What the task requires:
Using the listing below, extract each line that has the word "Coxy" in it.

Provided records:
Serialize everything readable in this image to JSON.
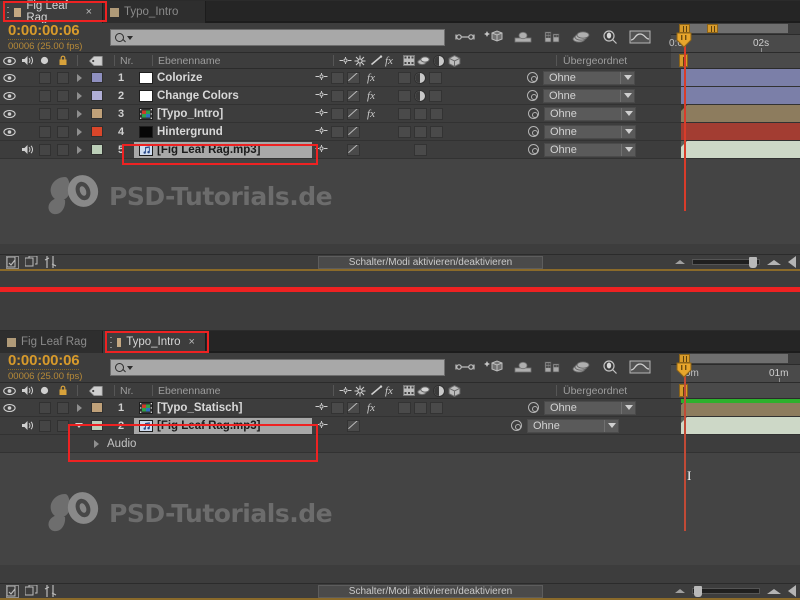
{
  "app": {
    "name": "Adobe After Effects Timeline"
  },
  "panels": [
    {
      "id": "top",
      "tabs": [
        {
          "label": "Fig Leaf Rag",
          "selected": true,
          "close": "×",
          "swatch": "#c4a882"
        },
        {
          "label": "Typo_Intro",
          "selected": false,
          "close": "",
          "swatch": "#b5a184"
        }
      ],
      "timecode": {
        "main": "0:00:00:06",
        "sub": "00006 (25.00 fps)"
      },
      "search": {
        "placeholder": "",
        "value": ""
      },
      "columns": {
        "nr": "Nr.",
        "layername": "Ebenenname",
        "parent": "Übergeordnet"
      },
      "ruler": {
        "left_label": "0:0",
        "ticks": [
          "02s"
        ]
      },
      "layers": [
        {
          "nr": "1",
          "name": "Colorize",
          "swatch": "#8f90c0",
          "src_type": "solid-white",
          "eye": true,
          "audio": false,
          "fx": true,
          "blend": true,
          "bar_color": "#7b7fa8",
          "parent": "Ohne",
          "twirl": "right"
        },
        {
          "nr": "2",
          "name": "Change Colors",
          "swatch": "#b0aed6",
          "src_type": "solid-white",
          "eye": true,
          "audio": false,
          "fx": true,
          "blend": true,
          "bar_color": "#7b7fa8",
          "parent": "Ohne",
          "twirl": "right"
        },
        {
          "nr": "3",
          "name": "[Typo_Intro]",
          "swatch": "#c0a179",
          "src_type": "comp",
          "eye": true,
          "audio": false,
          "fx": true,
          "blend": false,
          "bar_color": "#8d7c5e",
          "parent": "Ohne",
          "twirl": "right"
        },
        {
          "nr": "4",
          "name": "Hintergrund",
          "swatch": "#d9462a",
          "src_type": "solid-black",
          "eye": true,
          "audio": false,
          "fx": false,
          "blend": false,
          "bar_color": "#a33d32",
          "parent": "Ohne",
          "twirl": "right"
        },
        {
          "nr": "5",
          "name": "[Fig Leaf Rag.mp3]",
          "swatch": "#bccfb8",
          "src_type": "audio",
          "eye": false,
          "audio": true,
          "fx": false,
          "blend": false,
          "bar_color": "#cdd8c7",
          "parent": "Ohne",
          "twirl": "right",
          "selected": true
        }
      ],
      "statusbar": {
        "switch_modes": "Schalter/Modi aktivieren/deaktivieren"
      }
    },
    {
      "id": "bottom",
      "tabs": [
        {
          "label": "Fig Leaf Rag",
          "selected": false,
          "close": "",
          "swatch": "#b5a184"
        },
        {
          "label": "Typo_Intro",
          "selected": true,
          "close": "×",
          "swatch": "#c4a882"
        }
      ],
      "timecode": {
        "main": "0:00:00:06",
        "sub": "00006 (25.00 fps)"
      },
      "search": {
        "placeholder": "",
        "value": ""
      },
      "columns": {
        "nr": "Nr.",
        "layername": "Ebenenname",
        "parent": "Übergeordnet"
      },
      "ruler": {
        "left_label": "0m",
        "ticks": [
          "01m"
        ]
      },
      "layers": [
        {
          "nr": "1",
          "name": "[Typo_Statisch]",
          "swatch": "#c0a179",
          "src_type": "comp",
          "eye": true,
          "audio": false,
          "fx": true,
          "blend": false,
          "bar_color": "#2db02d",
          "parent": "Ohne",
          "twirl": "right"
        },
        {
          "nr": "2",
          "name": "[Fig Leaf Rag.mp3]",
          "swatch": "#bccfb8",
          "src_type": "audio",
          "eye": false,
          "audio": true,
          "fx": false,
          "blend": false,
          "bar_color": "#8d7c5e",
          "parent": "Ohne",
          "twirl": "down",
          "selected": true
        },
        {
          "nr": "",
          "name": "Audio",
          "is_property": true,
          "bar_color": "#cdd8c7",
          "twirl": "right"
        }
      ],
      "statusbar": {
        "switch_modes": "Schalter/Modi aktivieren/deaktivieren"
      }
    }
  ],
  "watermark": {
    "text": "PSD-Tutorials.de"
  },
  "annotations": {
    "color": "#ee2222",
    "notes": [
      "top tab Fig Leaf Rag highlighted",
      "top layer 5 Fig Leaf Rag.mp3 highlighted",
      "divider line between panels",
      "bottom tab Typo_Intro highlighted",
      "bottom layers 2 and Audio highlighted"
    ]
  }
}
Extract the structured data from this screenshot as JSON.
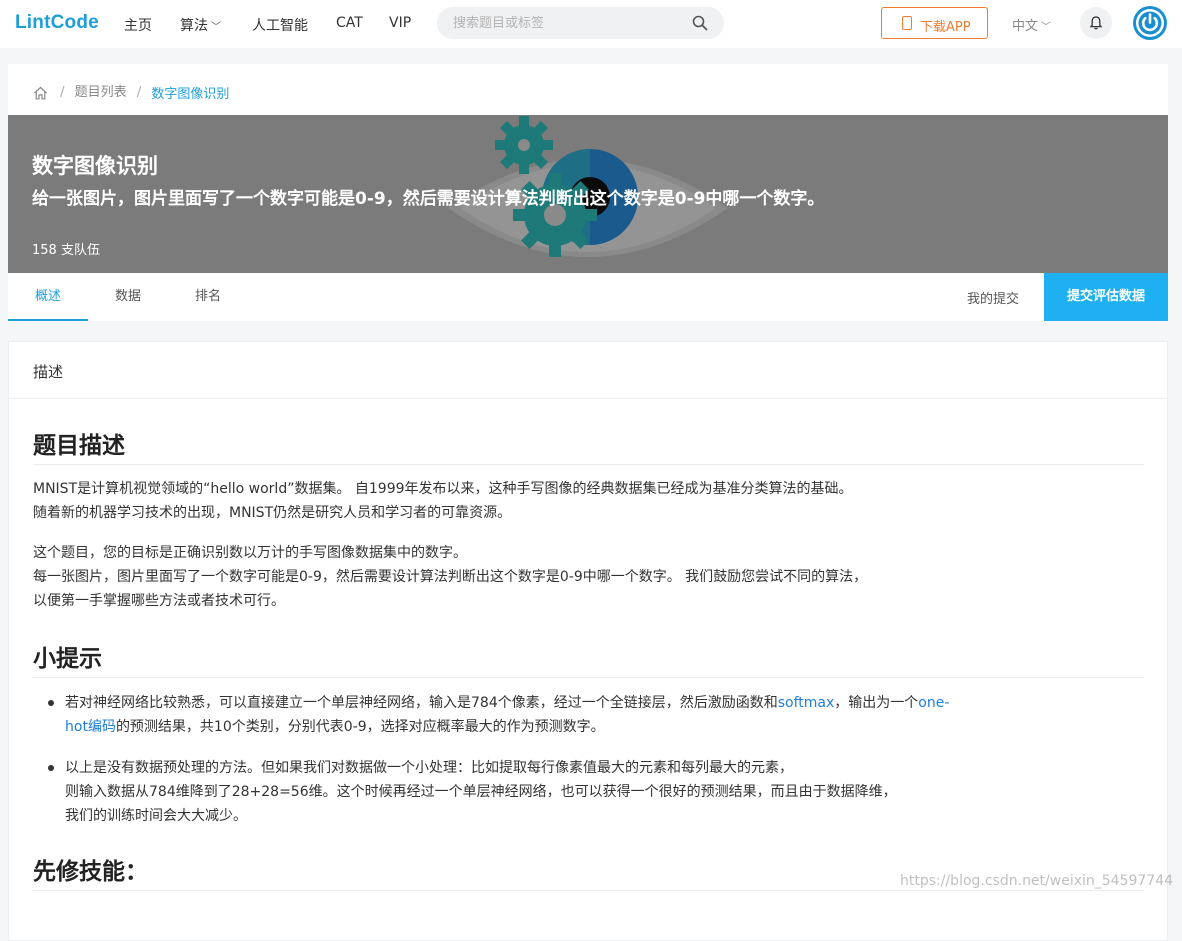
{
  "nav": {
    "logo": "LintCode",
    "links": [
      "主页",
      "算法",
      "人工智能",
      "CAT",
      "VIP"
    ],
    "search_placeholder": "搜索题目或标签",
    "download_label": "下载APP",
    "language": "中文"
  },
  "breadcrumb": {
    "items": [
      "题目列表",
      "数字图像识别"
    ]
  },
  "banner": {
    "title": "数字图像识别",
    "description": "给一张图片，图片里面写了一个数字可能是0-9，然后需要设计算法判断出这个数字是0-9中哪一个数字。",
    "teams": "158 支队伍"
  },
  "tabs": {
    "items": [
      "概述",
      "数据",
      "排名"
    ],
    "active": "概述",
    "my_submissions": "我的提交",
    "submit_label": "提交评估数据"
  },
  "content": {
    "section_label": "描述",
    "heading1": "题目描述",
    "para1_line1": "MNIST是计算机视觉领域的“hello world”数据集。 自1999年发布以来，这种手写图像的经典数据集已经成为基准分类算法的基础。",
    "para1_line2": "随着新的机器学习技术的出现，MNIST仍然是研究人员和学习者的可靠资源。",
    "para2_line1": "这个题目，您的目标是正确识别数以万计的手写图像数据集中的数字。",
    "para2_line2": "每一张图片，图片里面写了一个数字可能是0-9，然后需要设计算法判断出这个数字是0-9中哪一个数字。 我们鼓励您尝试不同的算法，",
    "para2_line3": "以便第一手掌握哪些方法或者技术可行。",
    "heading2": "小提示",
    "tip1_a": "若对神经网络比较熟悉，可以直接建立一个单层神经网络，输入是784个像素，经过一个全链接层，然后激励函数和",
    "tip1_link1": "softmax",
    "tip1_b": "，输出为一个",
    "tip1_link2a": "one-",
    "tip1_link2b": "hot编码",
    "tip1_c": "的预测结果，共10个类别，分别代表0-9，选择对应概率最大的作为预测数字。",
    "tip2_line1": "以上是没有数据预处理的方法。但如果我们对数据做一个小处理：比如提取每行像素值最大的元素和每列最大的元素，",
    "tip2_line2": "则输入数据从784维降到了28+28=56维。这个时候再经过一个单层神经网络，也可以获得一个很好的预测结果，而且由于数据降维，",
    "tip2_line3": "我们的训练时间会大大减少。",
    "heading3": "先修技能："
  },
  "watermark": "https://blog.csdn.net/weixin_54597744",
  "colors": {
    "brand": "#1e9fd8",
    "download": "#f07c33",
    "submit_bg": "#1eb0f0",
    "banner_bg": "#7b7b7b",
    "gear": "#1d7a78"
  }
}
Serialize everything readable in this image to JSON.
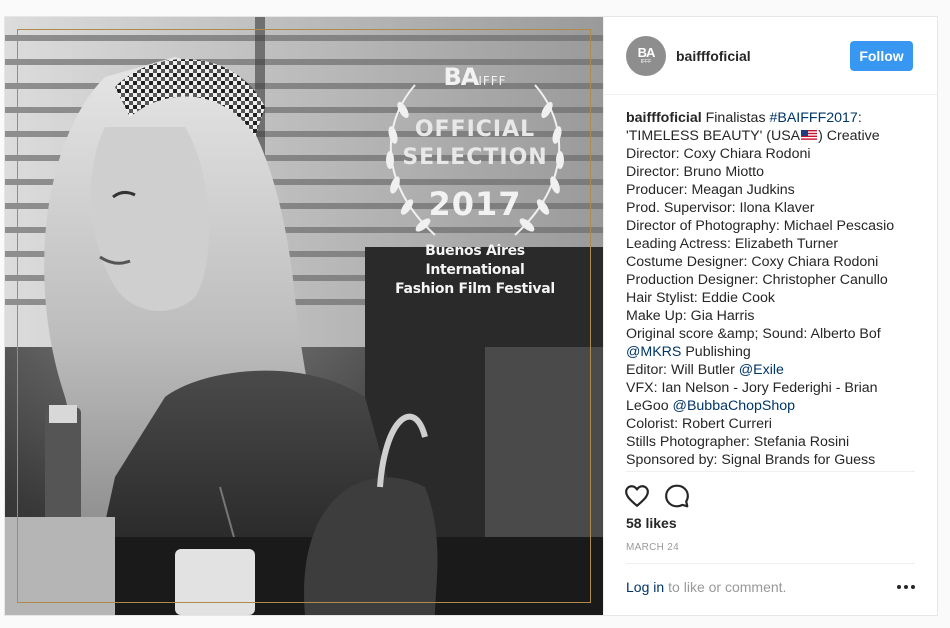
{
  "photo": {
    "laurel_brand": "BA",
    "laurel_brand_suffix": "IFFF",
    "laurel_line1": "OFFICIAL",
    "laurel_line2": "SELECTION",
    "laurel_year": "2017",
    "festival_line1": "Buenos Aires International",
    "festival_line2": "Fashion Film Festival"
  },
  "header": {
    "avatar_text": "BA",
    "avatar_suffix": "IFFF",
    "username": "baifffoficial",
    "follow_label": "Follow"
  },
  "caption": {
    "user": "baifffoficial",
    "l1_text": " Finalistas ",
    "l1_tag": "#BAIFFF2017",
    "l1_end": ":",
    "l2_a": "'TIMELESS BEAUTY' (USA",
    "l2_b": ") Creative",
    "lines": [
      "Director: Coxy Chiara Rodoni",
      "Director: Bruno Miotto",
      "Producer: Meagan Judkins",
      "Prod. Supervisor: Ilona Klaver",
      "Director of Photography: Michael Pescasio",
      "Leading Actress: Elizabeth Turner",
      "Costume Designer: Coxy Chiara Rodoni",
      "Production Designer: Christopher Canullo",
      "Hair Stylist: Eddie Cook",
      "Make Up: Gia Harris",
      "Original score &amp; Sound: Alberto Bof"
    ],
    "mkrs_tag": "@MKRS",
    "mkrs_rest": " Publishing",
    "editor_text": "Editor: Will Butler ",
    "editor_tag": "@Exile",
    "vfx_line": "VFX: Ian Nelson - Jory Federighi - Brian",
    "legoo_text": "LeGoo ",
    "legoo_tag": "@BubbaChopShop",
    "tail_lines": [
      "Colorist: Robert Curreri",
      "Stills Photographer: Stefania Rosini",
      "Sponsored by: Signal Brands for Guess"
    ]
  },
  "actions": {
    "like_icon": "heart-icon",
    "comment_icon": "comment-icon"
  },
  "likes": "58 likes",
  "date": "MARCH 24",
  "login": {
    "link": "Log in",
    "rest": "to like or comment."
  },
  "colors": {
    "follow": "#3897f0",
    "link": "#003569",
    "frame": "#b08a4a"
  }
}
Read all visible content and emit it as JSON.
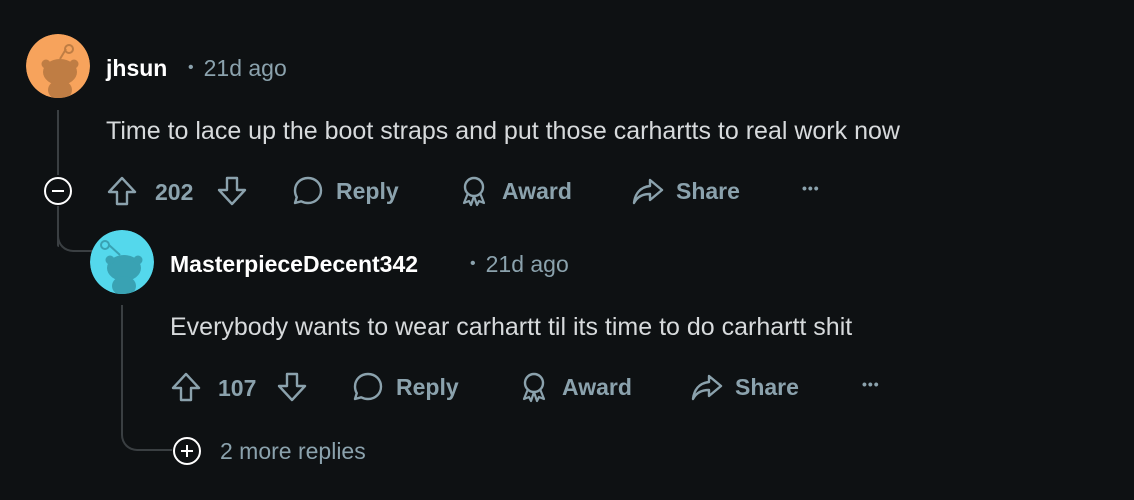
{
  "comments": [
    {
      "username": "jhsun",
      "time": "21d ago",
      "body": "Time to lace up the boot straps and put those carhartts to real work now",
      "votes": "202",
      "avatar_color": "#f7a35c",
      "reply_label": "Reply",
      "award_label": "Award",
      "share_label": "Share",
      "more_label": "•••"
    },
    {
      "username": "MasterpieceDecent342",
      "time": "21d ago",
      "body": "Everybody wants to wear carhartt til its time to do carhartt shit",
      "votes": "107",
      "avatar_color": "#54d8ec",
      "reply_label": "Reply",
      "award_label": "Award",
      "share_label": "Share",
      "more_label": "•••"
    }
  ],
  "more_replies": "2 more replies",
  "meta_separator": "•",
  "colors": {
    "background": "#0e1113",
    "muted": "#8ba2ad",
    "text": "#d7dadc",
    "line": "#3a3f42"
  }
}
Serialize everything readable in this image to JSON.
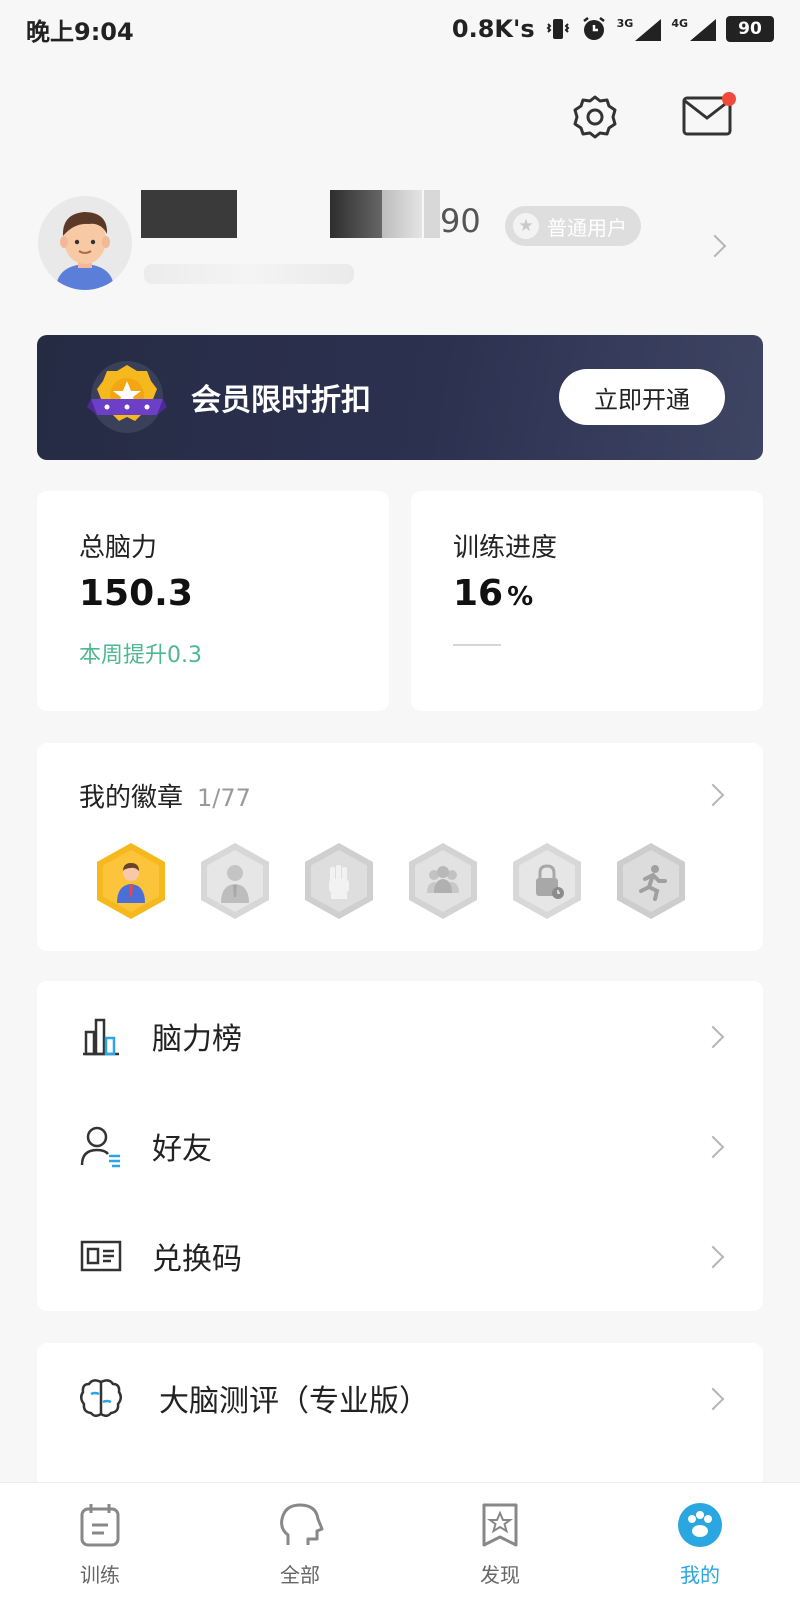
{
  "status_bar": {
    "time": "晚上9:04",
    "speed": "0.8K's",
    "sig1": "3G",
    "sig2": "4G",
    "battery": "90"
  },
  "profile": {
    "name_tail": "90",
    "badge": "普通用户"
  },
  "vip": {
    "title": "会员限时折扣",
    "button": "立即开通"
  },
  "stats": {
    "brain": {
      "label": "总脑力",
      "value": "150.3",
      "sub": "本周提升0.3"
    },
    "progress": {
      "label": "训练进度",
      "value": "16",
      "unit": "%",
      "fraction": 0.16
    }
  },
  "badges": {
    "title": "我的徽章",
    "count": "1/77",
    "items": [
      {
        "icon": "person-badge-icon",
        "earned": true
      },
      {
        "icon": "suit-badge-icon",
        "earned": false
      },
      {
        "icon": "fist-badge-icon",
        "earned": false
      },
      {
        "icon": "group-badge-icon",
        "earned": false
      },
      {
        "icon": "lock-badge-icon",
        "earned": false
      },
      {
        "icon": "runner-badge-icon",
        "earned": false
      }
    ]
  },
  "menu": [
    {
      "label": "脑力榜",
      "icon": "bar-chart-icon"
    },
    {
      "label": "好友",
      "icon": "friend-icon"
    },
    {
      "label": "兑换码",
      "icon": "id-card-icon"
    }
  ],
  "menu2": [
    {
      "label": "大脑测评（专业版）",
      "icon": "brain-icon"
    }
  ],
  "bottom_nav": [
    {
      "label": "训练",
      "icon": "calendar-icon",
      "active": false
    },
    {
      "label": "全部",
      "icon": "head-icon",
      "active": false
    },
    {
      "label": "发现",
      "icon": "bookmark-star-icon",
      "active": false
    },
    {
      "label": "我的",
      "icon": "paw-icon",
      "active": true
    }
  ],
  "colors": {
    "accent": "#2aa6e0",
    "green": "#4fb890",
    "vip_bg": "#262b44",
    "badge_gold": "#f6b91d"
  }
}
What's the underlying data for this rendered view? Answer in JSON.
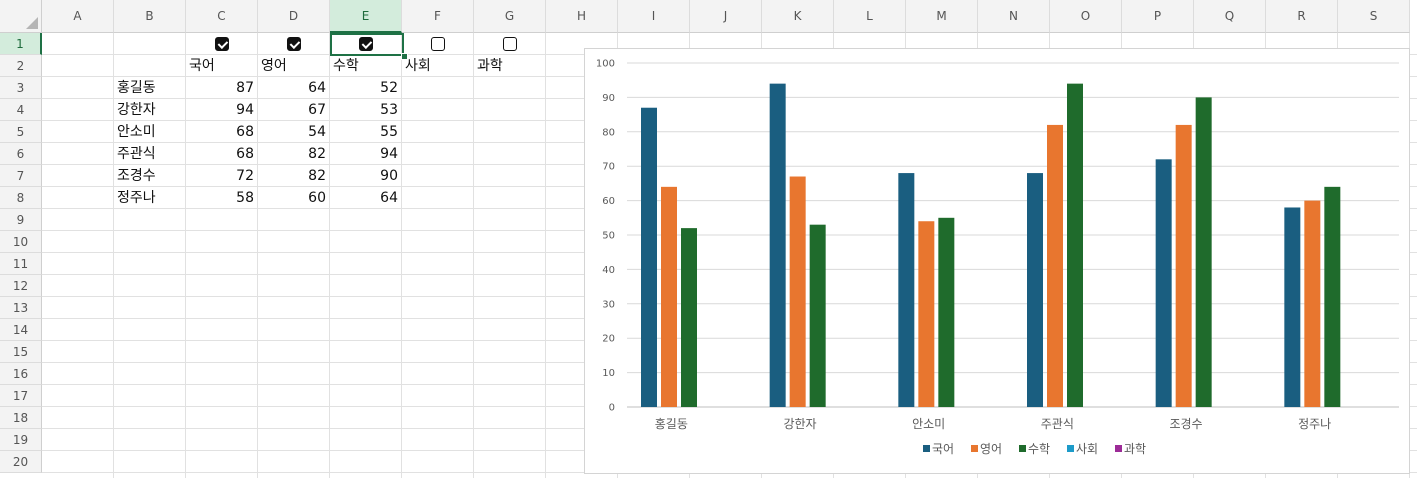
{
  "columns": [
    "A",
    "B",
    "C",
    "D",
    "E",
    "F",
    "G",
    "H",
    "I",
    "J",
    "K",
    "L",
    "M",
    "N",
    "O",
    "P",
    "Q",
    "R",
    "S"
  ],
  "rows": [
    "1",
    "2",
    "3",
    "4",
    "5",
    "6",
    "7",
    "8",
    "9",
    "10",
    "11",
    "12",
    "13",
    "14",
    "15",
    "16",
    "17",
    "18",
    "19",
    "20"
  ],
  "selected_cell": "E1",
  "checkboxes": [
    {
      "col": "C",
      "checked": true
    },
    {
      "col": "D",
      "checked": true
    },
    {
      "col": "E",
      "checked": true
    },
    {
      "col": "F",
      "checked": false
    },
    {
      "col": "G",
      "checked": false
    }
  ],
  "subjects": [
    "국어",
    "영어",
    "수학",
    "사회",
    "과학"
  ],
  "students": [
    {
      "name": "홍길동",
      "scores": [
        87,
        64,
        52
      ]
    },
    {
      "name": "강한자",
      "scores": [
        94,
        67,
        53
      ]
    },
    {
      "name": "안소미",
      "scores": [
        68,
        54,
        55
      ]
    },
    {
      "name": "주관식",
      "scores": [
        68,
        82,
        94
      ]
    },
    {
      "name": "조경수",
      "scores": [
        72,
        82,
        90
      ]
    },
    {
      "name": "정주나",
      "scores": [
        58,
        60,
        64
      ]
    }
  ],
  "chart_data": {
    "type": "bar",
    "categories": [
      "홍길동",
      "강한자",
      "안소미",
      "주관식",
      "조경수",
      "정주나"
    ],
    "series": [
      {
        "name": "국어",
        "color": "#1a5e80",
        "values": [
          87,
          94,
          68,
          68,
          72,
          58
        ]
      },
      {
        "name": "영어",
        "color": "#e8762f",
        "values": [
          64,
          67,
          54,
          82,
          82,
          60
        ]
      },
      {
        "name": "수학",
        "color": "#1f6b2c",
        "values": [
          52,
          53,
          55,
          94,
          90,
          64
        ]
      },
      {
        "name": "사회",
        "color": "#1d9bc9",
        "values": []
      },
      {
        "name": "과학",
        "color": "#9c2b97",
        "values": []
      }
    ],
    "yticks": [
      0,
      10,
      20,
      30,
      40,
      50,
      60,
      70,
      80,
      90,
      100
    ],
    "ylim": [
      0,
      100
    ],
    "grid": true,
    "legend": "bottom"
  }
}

Correct output:
      "Director: Coxy Chiara Rodoni",
      "Costume Designer: Coxy Chiara Rodoni",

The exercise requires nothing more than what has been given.